Data in this exercise:

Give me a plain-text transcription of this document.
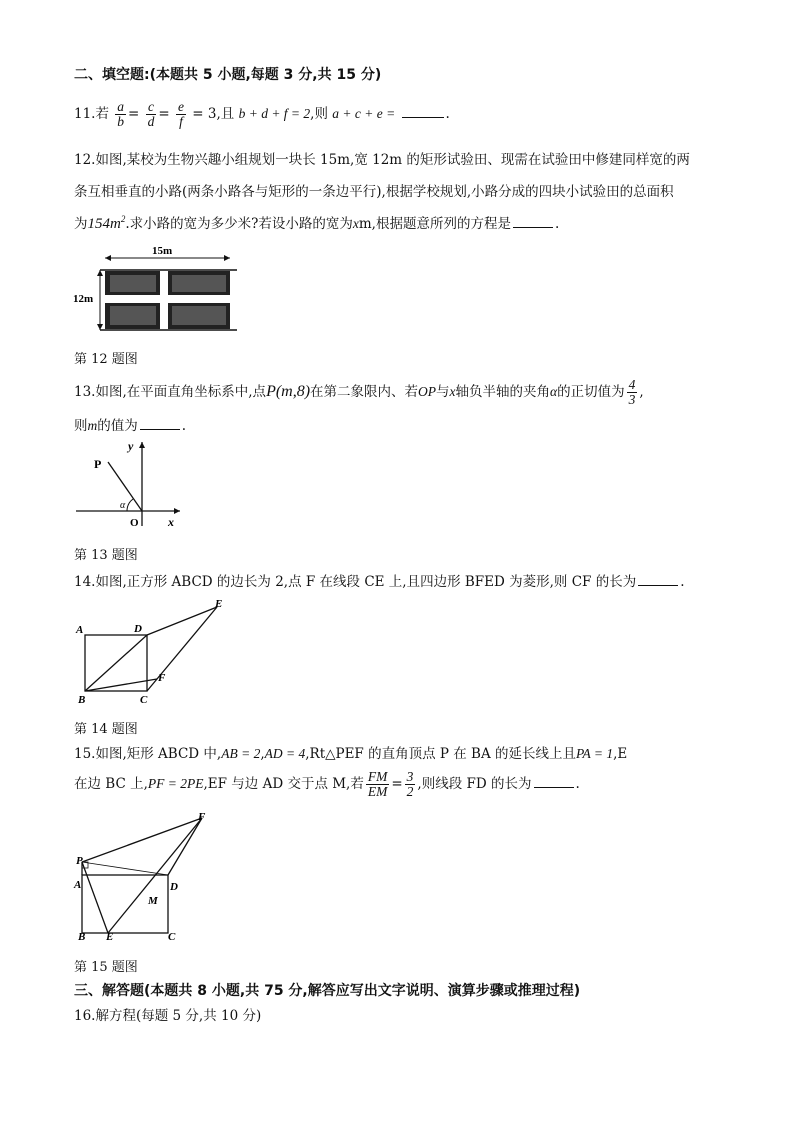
二、填空题:(本题共 5 小题,每题 3 分,共 15 分)
11.若 $\frac{a}{b} = \frac{c}{d} = \frac{e}{f} = 3$,且 b + d + f = 2,则 a + c + e =	.
12.如图,某校为生物兴趣小组规划一块长 15m,宽 12m 的矩形试验田、现需在试验田中修建同样宽的两
条互相垂直的小路(两条小路各与矩形的一条边平行),根据学校规划,小路分成的四块小试验田的总面积
为$154m^2$.求小路的宽为多少米?若设小路的宽为xm,根据题意所列的方程是	.
15m
12m
第 12 题图
13.如图,在平面直角坐标系中,点P(m,8)在第二象限内、若OP与x轴负半轴的夹角α的正切值为 $\frac{4}{3}$ ,
则m的值为	.
P
y
x
O
α
第 13 题图
14.如图,正方形 ABCD 的边长为 2,点 F 在线段 CE 上,且四边形 BFED 为菱形,则 CF 的长为	.
A	D
E
F
B	C
第 14 题图
15.如图,矩形 ABCD 中,AB = 2,AD = 4,Rt△PEF 的直角顶点 P 在 BA 的延长线上且PA = 1,E
在边 BC 上,PF = 2PE,EF 与边 AD 交于点 M,若 $\frac{FM}{EM} = \frac{3}{2}$ ,则线段 FD 的长为	.
F
P
A	D
M
B E	C
第 15 题图
三、解答题(本题共 8 小题,共 75 分,解答应写出文字说明、演算步骤或推理过程)
16.解方程(每题 5 分,共 10 分)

Exercise directions: Omit every picture, then repeat the remaining data exactly as it appears above.

Task solution:
Give me a plain-text transcription of this document.
二、填空题:(本题共 5 小题,每题 3 分,共 15 分)
11.若 $\frac{a}{b} = \frac{c}{d} = \frac{e}{f} = 3$,且 b + d + f = 2,则 a + c + e =	.
12.如图,某校为生物兴趣小组规划一块长 15m,宽 12m 的矩形试验田、现需在试验田中修建同样宽的两
条互相垂直的小路(两条小路各与矩形的一条边平行),根据学校规划,小路分成的四块小试验田的总面积
为$154m^2$.求小路的宽为多少米?若设小路的宽为xm,根据题意所列的方程是	.
15m
12m
第 12 题图
13.如图,在平面直角坐标系中,点P(m,8)在第二象限内、若OP与x轴负半轴的夹角α的正切值为 $\frac{4}{3}$ ,
则m的值为	.
P
y
x
O
α
第 13 题图
14.如图,正方形 ABCD 的边长为 2,点 F 在线段 CE 上,且四边形 BFED 为菱形,则 CF 的长为	.
A	D
E
F
B	C
第 14 题图
15.如图,矩形 ABCD 中,AB = 2,AD = 4,Rt△PEF 的直角顶点 P 在 BA 的延长线上且PA = 1,E
在边 BC 上,PF = 2PE,EF 与边 AD 交于点 M,若 $\frac{FM}{EM} = \frac{3}{2}$ ,则线段 FD 的长为	.
F
P
A	D
M
B E	C
第 15 题图
三、解答题(本题共 8 小题,共 75 分,解答应写出文字说明、演算步骤或推理过程)
16.解方程(每题 5 分,共 10 分)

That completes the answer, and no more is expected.